◆ **What you are asked to do**
Every entry below should be transcribed exactly; pictures stay out of the copy.
--- START OF Information given ---
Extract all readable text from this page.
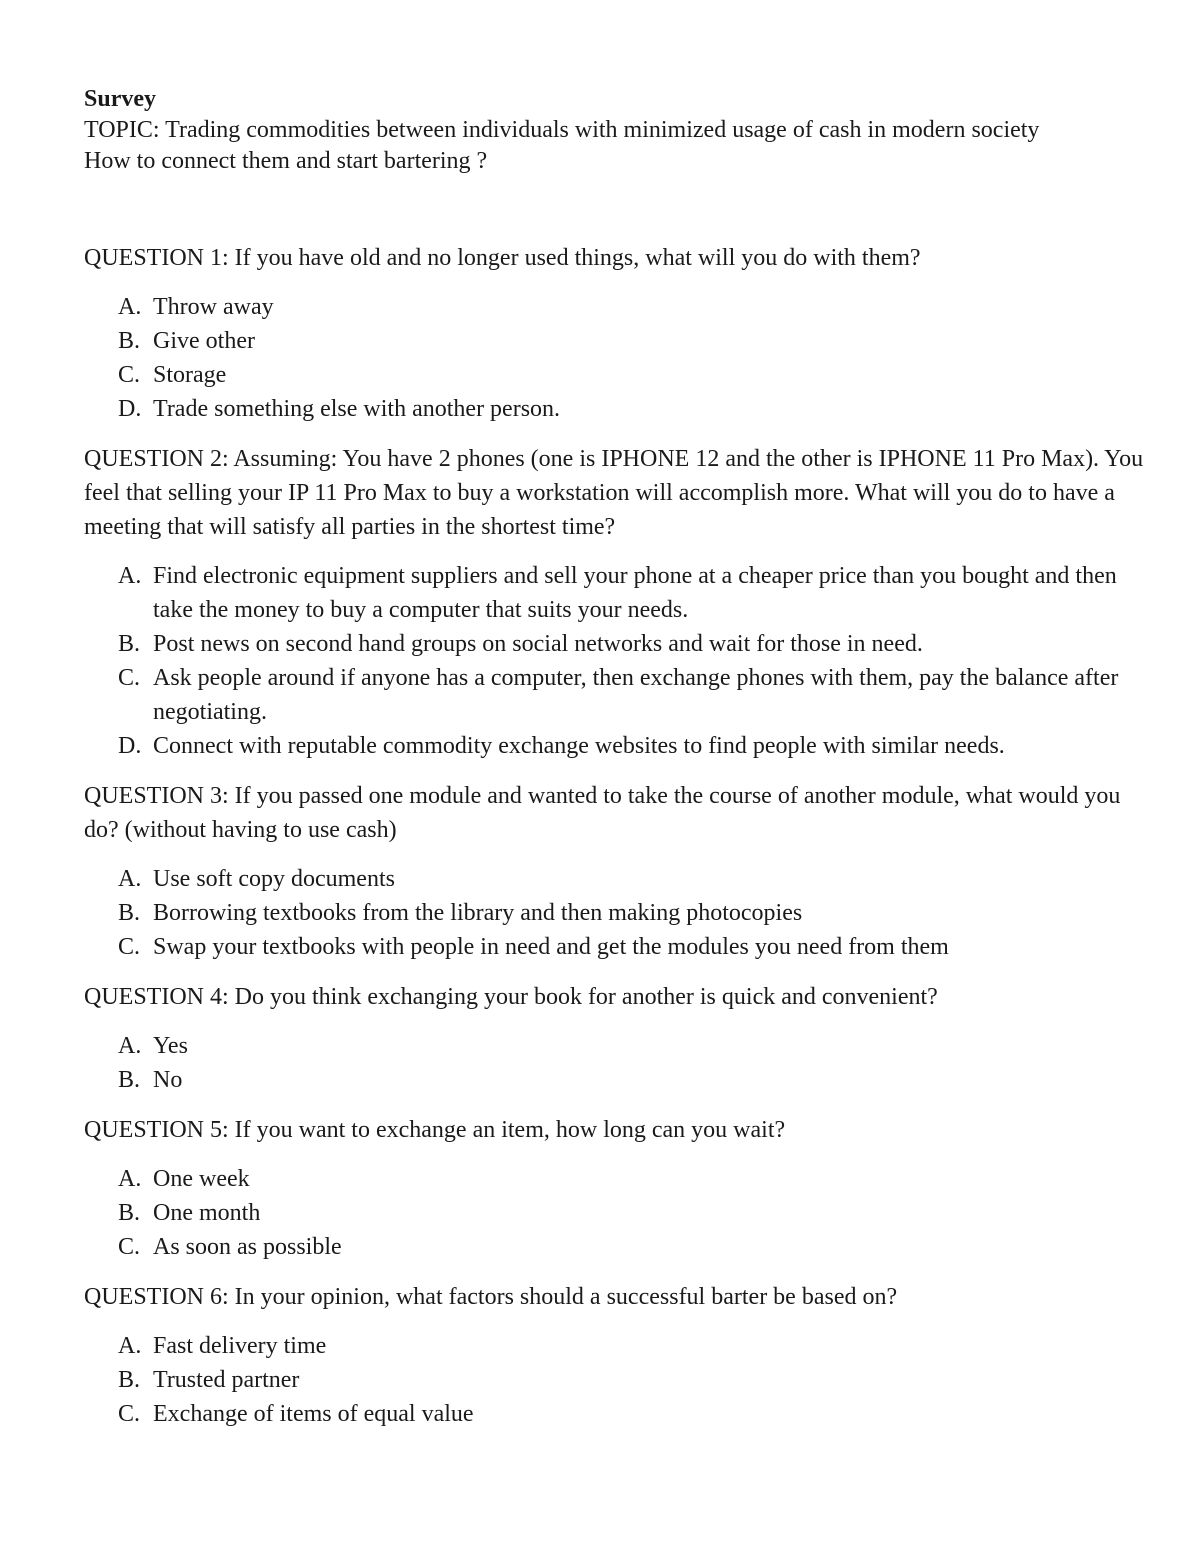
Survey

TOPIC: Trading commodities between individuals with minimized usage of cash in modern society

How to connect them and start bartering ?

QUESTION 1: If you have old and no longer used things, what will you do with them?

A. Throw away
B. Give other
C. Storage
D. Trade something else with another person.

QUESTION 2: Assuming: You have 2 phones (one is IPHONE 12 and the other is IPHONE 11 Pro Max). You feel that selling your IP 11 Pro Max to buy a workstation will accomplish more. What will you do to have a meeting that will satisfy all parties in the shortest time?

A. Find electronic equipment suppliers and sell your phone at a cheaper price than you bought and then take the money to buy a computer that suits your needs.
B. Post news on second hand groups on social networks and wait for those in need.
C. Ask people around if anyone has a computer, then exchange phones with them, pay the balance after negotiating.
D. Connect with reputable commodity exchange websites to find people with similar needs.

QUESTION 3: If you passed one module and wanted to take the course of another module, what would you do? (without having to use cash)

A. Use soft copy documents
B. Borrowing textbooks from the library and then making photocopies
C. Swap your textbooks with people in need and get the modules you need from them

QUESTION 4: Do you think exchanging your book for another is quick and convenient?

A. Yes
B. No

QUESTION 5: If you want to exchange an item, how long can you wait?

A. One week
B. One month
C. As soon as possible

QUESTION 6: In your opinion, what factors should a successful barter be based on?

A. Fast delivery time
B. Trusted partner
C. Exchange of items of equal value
--- END OF Information given ---
◆ **Exercise answer**
Extract all readable text from this page.
Survey

TOPIC: Trading commodities between individuals with minimized usage of cash in modern society

How to connect them and start bartering ?

QUESTION 1: If you have old and no longer used things, what will you do with them?

A. Throw away
B. Give other
C. Storage
D. Trade something else with another person.

QUESTION 2: Assuming: You have 2 phones (one is IPHONE 12 and the other is IPHONE 11 Pro Max). You feel that selling your IP 11 Pro Max to buy a workstation will accomplish more. What will you do to have a meeting that will satisfy all parties in the shortest time?

A. Find electronic equipment suppliers and sell your phone at a cheaper price than you bought and then take the money to buy a computer that suits your needs.
B. Post news on second hand groups on social networks and wait for those in need.
C. Ask people around if anyone has a computer, then exchange phones with them, pay the balance after negotiating.
D. Connect with reputable commodity exchange websites to find people with similar needs.

QUESTION 3: If you passed one module and wanted to take the course of another module, what would you do? (without having to use cash)

A. Use soft copy documents
B. Borrowing textbooks from the library and then making photocopies
C. Swap your textbooks with people in need and get the modules you need from them

QUESTION 4: Do you think exchanging your book for another is quick and convenient?

A. Yes
B. No

QUESTION 5: If you want to exchange an item, how long can you wait?

A. One week
B. One month
C. As soon as possible

QUESTION 6: In your opinion, what factors should a successful barter be based on?

A. Fast delivery time
B. Trusted partner
C. Exchange of items of equal value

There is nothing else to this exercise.